┌─ Input for this task
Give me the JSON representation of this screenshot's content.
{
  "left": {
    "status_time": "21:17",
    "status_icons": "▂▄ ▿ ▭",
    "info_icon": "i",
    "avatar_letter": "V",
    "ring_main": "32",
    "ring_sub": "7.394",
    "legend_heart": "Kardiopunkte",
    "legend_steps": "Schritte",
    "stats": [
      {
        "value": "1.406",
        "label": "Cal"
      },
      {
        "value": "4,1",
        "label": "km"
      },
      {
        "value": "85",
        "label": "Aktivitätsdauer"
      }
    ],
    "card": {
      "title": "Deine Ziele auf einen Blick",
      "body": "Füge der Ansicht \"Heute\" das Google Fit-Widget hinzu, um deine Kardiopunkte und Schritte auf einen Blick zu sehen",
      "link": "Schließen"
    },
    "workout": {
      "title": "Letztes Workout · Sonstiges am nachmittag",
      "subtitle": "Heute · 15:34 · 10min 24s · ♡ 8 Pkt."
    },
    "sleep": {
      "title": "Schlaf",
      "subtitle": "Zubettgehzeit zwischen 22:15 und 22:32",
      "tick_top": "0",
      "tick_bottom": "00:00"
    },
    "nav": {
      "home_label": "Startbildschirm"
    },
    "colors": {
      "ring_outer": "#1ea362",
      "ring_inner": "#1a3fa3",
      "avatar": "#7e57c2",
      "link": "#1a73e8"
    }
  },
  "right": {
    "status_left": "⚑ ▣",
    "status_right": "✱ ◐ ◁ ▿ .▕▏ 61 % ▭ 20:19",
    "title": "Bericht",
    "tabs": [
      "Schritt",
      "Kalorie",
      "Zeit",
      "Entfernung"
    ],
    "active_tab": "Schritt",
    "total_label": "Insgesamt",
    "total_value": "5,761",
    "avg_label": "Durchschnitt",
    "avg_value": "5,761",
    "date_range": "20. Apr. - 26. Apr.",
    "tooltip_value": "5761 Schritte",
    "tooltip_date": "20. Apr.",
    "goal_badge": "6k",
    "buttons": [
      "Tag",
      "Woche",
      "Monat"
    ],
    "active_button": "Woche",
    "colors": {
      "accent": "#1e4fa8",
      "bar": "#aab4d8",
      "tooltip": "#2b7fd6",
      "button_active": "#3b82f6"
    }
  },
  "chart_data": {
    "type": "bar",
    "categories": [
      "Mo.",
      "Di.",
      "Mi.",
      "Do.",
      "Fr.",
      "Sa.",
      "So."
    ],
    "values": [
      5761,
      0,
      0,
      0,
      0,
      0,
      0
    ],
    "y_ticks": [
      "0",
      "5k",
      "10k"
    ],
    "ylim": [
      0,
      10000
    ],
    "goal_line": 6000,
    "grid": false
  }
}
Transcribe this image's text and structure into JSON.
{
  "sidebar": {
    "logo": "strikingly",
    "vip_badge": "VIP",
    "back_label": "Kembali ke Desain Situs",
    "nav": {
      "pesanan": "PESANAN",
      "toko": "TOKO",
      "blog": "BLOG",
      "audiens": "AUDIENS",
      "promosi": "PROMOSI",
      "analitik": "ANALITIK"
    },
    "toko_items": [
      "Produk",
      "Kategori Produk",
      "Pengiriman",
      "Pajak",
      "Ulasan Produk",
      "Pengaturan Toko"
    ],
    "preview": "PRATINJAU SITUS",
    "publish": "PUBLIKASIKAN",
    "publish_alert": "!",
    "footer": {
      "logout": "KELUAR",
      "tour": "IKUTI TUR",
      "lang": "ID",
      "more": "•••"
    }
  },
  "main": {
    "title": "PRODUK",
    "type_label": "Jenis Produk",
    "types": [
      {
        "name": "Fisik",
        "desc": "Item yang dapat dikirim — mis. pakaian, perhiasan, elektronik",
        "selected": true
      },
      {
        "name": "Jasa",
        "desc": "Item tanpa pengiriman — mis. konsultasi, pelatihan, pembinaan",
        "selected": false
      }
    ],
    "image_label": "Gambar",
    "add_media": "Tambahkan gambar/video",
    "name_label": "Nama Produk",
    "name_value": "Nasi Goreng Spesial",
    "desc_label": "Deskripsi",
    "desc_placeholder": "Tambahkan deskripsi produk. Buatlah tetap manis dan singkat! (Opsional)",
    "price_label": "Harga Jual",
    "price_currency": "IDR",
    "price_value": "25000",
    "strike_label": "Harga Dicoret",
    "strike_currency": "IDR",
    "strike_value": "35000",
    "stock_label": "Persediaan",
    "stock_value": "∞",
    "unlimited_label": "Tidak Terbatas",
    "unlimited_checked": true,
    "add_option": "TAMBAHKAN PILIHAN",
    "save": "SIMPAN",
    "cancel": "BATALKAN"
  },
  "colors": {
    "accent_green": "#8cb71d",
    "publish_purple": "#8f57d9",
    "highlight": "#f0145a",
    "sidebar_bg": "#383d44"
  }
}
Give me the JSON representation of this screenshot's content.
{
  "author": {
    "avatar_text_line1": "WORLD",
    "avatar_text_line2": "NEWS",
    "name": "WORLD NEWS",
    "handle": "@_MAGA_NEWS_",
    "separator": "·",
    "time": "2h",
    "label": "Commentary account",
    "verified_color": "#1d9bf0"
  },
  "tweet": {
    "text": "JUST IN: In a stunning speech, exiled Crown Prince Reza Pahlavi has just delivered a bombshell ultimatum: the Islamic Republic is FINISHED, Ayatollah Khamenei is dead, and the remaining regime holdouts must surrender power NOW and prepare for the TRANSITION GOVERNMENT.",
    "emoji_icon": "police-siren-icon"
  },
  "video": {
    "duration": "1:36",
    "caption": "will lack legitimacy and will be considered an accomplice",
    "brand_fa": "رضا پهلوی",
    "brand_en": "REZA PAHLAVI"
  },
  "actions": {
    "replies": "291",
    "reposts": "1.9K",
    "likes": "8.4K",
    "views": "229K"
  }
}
└─
Each record above should be returned exactly as it appears.

** Task answer **
Give me the JSON representation of this screenshot's content.
{
  "left": {
    "status_time": "21:17",
    "status_icons": "▂▄ ▿ ▭",
    "info_icon": "i",
    "avatar_letter": "V",
    "ring_main": "32",
    "ring_sub": "7.394",
    "legend_heart": "Kardiopunkte",
    "legend_steps": "Schritte",
    "stats": [
      {
        "value": "1.406",
        "label": "Cal"
      },
      {
        "value": "4,1",
        "label": "km"
      },
      {
        "value": "85",
        "label": "Aktivitätsdauer"
      }
    ],
    "card": {
      "title": "Deine Ziele auf einen Blick",
      "body": "Füge der Ansicht \"Heute\" das Google Fit-Widget hinzu, um deine Kardiopunkte und Schritte auf einen Blick zu sehen",
      "link": "Schließen"
    },
    "workout": {
      "title": "Letztes Workout · Sonstiges am nachmittag",
      "subtitle": "Heute · 15:34 · 10min 24s · ♡ 8 Pkt."
    },
    "sleep": {
      "title": "Schlaf",
      "subtitle": "Zubettgehzeit zwischen 22:15 und 22:32",
      "tick_top": "0",
      "tick_bottom": "00:00"
    },
    "nav": {
      "home_label": "Startbildschirm"
    },
    "colors": {
      "ring_outer": "#1ea362",
      "ring_inner": "#1a3fa3",
      "avatar": "#7e57c2",
      "link": "#1a73e8"
    }
  },
  "right": {
    "status_left": "⚑ ▣",
    "status_right": "✱ ◐ ◁ ▿ .▕▏ 61 % ▭ 20:19",
    "title": "Bericht",
    "tabs": [
      "Schritt",
      "Kalorie",
      "Zeit",
      "Entfernung"
    ],
    "active_tab": "Schritt",
    "total_label": "Insgesamt",
    "total_value": "5,761",
    "avg_label": "Durchschnitt",
    "avg_value": "5,761",
    "date_range": "20. Apr. - 26. Apr.",
    "tooltip_value": "5761 Schritte",
    "tooltip_date": "20. Apr.",
    "goal_badge": "6k",
    "buttons": [
      "Tag",
      "Woche",
      "Monat"
    ],
    "active_button": "Woche",
    "colors": {
      "accent": "#1e4fa8",
      "bar": "#aab4d8",
      "tooltip": "#2b7fd6",
      "button_active": "#3b82f6"
    }
  },
  "chart_data": {
    "type": "bar",
    "categories": [
      "Mo.",
      "Di.",
      "Mi.",
      "Do.",
      "Fr.",
      "Sa.",
      "So."
    ],
    "values": [
      5761,
      0,
      0,
      0,
      0,
      0,
      0
    ],
    "y_ticks": [
      "0",
      "5k",
      "10k"
    ],
    "ylim": [
      0,
      10000
    ],
    "goal_line": 6000,
    "grid": false
  }
}
Transcribe this image's text and structure into JSON.
{
  "sidebar": {
    "logo": "strikingly",
    "vip_badge": "VIP",
    "back_label": "Kembali ke Desain Situs",
    "nav": {
      "pesanan": "PESANAN",
      "toko": "TOKO",
      "blog": "BLOG",
      "audiens": "AUDIENS",
      "promosi": "PROMOSI",
      "analitik": "ANALITIK"
    },
    "toko_items": [
      "Produk",
      "Kategori Produk",
      "Pengiriman",
      "Pajak",
      "Ulasan Produk",
      "Pengaturan Toko"
    ],
    "preview": "PRATINJAU SITUS",
    "publish": "PUBLIKASIKAN",
    "publish_alert": "!",
    "footer": {
      "logout": "KELUAR",
      "tour": "IKUTI TUR",
      "lang": "ID",
      "more": "•••"
    }
  },
  "main": {
    "title": "PRODUK",
    "type_label": "Jenis Produk",
    "types": [
      {
        "name": "Fisik",
        "desc": "Item yang dapat dikirim — mis. pakaian, perhiasan, elektronik",
        "selected": true
      },
      {
        "name": "Jasa",
        "desc": "Item tanpa pengiriman — mis. konsultasi, pelatihan, pembinaan",
        "selected": false
      }
    ],
    "image_label": "Gambar",
    "add_media": "Tambahkan gambar/video",
    "name_label": "Nama Produk",
    "name_value": "Nasi Goreng Spesial",
    "desc_label": "Deskripsi",
    "desc_placeholder": "Tambahkan deskripsi produk. Buatlah tetap manis dan singkat! (Opsional)",
    "price_label": "Harga Jual",
    "price_currency": "IDR",
    "price_value": "25000",
    "strike_label": "Harga Dicoret",
    "strike_currency": "IDR",
    "strike_value": "35000",
    "stock_label": "Persediaan",
    "stock_value": "∞",
    "unlimited_label": "Tidak Terbatas",
    "unlimited_checked": true,
    "add_option": "TAMBAHKAN PILIHAN",
    "save": "SIMPAN",
    "cancel": "BATALKAN"
  },
  "colors": {
    "accent_green": "#8cb71d",
    "publish_purple": "#8f57d9",
    "highlight": "#f0145a",
    "sidebar_bg": "#383d44"
  }
}
Give me the JSON representation of this screenshot's content.
{
  "author": {
    "avatar_text_line1": "WORLD",
    "avatar_text_line2": "NEWS",
    "name": "WORLD NEWS",
    "handle": "@_MAGA_NEWS_",
    "separator": "·",
    "time": "2h",
    "label": "Commentary account",
    "verified_color": "#1d9bf0"
  },
  "tweet": {
    "text": "JUST IN: In a stunning speech, exiled Crown Prince Reza Pahlavi has just delivered a bombshell ultimatum: the Islamic Republic is FINISHED, Ayatollah Khamenei is dead, and the remaining regime holdouts must surrender power NOW and prepare for the TRANSITION GOVERNMENT.",
    "emoji_icon": "police-siren-icon"
  },
  "video": {
    "duration": "1:36",
    "caption": "will lack legitimacy and will be considered an accomplice",
    "brand_fa": "رضا پهلوی",
    "brand_en": "REZA PAHLAVI"
  },
  "actions": {
    "replies": "291",
    "reposts": "1.9K",
    "likes": "8.4K",
    "views": "229K"
  }
}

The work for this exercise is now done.